Saved entries
• • • • • • •

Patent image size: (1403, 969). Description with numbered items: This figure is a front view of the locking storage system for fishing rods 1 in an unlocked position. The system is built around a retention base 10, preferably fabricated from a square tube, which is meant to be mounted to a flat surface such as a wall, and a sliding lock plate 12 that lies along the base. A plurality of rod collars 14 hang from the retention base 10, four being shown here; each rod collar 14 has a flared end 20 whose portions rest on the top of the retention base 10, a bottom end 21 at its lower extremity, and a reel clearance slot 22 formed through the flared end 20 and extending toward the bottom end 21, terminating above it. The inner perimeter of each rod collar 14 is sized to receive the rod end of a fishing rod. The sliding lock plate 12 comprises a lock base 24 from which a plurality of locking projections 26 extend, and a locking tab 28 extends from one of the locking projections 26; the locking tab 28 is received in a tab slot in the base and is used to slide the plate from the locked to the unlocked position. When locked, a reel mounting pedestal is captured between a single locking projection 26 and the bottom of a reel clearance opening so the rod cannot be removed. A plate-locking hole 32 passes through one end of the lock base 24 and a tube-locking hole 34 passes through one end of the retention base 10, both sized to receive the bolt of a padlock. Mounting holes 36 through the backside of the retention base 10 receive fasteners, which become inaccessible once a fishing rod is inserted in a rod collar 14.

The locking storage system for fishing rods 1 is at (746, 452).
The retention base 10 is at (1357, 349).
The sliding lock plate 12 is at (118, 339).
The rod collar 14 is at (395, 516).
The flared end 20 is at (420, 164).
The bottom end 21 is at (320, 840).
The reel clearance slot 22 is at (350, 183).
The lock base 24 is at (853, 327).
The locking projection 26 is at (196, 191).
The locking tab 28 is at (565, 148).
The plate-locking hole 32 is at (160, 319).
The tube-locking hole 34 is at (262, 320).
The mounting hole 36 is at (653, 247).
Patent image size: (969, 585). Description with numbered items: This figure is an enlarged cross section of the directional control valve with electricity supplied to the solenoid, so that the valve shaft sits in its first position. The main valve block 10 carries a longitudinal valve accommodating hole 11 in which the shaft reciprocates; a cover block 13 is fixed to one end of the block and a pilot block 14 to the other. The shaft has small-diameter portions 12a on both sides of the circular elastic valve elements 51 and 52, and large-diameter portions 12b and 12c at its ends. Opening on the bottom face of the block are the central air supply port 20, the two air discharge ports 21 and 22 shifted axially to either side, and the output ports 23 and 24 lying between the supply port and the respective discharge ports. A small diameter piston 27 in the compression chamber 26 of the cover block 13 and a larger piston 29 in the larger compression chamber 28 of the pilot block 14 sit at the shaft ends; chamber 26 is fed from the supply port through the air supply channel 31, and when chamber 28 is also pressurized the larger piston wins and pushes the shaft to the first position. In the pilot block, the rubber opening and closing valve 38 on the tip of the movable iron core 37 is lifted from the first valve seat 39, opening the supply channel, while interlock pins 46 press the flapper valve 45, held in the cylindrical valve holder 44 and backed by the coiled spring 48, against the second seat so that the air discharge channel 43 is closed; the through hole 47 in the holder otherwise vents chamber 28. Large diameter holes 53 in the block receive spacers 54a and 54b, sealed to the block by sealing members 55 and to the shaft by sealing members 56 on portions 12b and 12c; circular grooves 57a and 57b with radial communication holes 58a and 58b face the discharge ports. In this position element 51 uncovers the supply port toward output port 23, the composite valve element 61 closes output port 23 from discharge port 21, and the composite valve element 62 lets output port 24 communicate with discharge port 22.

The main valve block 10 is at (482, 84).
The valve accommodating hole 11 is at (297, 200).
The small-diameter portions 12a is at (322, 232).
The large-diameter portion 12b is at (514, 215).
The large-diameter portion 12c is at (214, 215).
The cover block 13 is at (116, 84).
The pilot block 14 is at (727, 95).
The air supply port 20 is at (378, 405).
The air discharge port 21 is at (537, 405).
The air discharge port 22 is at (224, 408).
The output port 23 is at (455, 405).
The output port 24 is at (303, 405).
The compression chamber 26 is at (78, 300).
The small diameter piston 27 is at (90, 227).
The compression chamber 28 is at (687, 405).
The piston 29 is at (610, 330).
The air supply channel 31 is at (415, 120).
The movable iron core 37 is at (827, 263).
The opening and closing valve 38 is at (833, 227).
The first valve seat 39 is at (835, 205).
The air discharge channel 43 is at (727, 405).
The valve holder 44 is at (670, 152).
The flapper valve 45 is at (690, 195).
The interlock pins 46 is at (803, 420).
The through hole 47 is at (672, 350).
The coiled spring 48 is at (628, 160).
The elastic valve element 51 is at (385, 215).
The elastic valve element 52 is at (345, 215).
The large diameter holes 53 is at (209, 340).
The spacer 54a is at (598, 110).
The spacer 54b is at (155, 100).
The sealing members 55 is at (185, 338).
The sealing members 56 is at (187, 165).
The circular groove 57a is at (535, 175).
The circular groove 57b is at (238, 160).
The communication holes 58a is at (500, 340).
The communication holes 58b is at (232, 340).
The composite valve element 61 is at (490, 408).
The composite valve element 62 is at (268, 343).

• • • • • • •

Filter the listing above, keeping every line that contains the string "retention", and copy each of those lines in full.

Answer to this task:
Patent image size: (1403, 969). Description with numbered items: This figure is a front view of the locking storage system for fishing rods 1 in an unlocked position. The system is built around a retention base 10, preferably fabricated from a square tube, which is meant to be mounted to a flat surface such as a wall, and a sliding lock plate 12 that lies along the base. A plurality of rod collars 14 hang from the retention base 10, four being shown here; each rod collar 14 has a flared end 20 whose portions rest on the top of the retention base 10, a bottom end 21 at its lower extremity, and a reel clearance slot 22 formed through the flared end 20 and extending toward the bottom end 21, terminating above it. The inner perimeter of each rod collar 14 is sized to receive the rod end of a fishing rod. The sliding lock plate 12 comprises a lock base 24 from which a plurality of locking projections 26 extend, and a locking tab 28 extends from one of the locking projections 26; the locking tab 28 is received in a tab slot in the base and is used to slide the plate from the locked to the unlocked position. When locked, a reel mounting pedestal is captured between a single locking projection 26 and the bottom of a reel clearance opening so the rod cannot be removed. A plate-locking hole 32 passes through one end of the lock base 24 and a tube-locking hole 34 passes through one end of the retention base 10, both sized to receive the bolt of a padlock. Mounting holes 36 through the backside of the retention base 10 receive fasteners, which become inaccessible once a fishing rod is inserted in a rod collar 14.
The retention base 10 is at (1357, 349).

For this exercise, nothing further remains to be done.